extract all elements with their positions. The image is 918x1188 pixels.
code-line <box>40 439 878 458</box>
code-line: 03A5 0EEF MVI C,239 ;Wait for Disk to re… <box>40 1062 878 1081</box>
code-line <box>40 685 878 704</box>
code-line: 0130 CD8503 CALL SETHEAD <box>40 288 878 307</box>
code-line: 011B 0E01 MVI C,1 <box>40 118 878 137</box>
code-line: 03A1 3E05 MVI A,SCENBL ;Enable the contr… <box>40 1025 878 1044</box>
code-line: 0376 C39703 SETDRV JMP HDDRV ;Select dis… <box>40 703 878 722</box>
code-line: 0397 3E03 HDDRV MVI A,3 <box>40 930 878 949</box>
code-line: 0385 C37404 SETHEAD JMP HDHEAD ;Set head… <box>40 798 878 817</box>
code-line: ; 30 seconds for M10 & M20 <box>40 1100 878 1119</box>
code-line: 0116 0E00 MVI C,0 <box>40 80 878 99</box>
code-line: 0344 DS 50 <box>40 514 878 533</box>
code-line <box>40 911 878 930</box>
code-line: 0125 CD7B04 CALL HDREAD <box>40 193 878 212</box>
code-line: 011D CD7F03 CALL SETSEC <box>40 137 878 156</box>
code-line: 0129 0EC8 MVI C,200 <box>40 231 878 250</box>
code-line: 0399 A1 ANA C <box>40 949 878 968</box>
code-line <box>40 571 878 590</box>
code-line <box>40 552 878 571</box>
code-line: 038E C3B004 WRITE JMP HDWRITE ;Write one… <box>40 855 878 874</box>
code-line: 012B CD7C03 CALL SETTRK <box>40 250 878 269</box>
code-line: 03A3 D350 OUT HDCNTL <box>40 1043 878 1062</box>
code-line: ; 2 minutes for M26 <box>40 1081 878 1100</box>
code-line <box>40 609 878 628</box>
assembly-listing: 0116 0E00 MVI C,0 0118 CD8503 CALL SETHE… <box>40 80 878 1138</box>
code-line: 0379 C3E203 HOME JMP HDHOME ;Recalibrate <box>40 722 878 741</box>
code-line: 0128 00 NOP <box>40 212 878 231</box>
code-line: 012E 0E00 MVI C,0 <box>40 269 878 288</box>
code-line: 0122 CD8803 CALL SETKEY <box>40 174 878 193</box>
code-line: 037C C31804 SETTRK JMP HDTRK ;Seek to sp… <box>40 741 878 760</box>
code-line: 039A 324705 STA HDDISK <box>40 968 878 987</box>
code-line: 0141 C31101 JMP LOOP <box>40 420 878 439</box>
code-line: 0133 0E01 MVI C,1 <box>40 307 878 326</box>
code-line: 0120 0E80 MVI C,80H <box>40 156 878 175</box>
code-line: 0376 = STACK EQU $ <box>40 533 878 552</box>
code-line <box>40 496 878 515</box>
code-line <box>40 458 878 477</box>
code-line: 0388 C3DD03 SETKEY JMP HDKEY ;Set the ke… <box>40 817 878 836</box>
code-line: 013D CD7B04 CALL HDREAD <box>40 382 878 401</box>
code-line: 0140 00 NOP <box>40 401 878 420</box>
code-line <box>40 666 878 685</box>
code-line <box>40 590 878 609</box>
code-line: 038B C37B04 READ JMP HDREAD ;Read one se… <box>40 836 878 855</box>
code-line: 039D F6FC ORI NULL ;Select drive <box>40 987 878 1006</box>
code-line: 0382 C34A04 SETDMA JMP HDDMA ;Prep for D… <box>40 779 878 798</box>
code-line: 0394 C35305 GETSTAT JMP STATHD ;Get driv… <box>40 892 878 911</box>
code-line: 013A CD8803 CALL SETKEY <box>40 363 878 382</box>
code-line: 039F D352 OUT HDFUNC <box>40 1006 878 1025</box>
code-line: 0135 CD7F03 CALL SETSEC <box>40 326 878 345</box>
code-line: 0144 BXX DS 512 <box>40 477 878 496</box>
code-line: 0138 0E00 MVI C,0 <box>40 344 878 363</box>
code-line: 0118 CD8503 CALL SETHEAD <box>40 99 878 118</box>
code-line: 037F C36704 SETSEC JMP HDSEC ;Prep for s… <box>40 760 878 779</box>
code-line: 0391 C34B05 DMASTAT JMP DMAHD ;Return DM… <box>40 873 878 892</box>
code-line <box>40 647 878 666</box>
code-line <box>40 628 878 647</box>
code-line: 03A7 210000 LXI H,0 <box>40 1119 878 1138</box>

• WHAT THE TASK REQUIRES:
Please retype every line of the records above, changing nothing.

• WRITTEN SOLUTION:
extract all elements with their positions. The image is 918x1188 pixels.
code-line <box>40 439 878 458</box>
code-line: 03A5 0EEF MVI C,239 ;Wait for Disk to re… <box>40 1062 878 1081</box>
code-line <box>40 685 878 704</box>
code-line: 0130 CD8503 CALL SETHEAD <box>40 288 878 307</box>
code-line: 011B 0E01 MVI C,1 <box>40 118 878 137</box>
code-line: 03A1 3E05 MVI A,SCENBL ;Enable the contr… <box>40 1025 878 1044</box>
code-line: 0376 C39703 SETDRV JMP HDDRV ;Select dis… <box>40 703 878 722</box>
code-line: 0397 3E03 HDDRV MVI A,3 <box>40 930 878 949</box>
code-line: 0385 C37404 SETHEAD JMP HDHEAD ;Set head… <box>40 798 878 817</box>
code-line: ; 30 seconds for M10 & M20 <box>40 1100 878 1119</box>
code-line: 0116 0E00 MVI C,0 <box>40 80 878 99</box>
code-line: 0344 DS 50 <box>40 514 878 533</box>
code-line <box>40 911 878 930</box>
code-line: 0125 CD7B04 CALL HDREAD <box>40 193 878 212</box>
code-line: 011D CD7F03 CALL SETSEC <box>40 137 878 156</box>
code-line: 0129 0EC8 MVI C,200 <box>40 231 878 250</box>
code-line: 0399 A1 ANA C <box>40 949 878 968</box>
code-line <box>40 571 878 590</box>
code-line <box>40 552 878 571</box>
code-line: 038E C3B004 WRITE JMP HDWRITE ;Write one… <box>40 855 878 874</box>
code-line: 012B CD7C03 CALL SETTRK <box>40 250 878 269</box>
code-line: 03A3 D350 OUT HDCNTL <box>40 1043 878 1062</box>
code-line: ; 2 minutes for M26 <box>40 1081 878 1100</box>
code-line <box>40 609 878 628</box>
assembly-listing: 0116 0E00 MVI C,0 0118 CD8503 CALL SETHE… <box>40 80 878 1138</box>
code-line: 0379 C3E203 HOME JMP HDHOME ;Recalibrate <box>40 722 878 741</box>
code-line: 0128 00 NOP <box>40 212 878 231</box>
code-line: 012E 0E00 MVI C,0 <box>40 269 878 288</box>
code-line: 0122 CD8803 CALL SETKEY <box>40 174 878 193</box>
code-line: 037C C31804 SETTRK JMP HDTRK ;Seek to sp… <box>40 741 878 760</box>
code-line: 039A 324705 STA HDDISK <box>40 968 878 987</box>
code-line: 0141 C31101 JMP LOOP <box>40 420 878 439</box>
code-line: 0133 0E01 MVI C,1 <box>40 307 878 326</box>
code-line: 0120 0E80 MVI C,80H <box>40 156 878 175</box>
code-line: 0376 = STACK EQU $ <box>40 533 878 552</box>
code-line <box>40 496 878 515</box>
code-line <box>40 458 878 477</box>
code-line: 0388 C3DD03 SETKEY JMP HDKEY ;Set the ke… <box>40 817 878 836</box>
code-line: 013D CD7B04 CALL HDREAD <box>40 382 878 401</box>
code-line: 0140 00 NOP <box>40 401 878 420</box>
code-line <box>40 666 878 685</box>
code-line <box>40 590 878 609</box>
code-line: 038B C37B04 READ JMP HDREAD ;Read one se… <box>40 836 878 855</box>
code-line: 039D F6FC ORI NULL ;Select drive <box>40 987 878 1006</box>
code-line: 0382 C34A04 SETDMA JMP HDDMA ;Prep for D… <box>40 779 878 798</box>
code-line: 0394 C35305 GETSTAT JMP STATHD ;Get driv… <box>40 892 878 911</box>
code-line: 013A CD8803 CALL SETKEY <box>40 363 878 382</box>
code-line: 039F D352 OUT HDFUNC <box>40 1006 878 1025</box>
code-line: 0135 CD7F03 CALL SETSEC <box>40 326 878 345</box>
code-line: 0144 BXX DS 512 <box>40 477 878 496</box>
code-line: 0138 0E00 MVI C,0 <box>40 344 878 363</box>
code-line: 0118 CD8503 CALL SETHEAD <box>40 99 878 118</box>
code-line: 037F C36704 SETSEC JMP HDSEC ;Prep for s… <box>40 760 878 779</box>
code-line: 0391 C34B05 DMASTAT JMP DMAHD ;Return DM… <box>40 873 878 892</box>
code-line <box>40 647 878 666</box>
code-line <box>40 628 878 647</box>
code-line: 03A7 210000 LXI H,0 <box>40 1119 878 1138</box>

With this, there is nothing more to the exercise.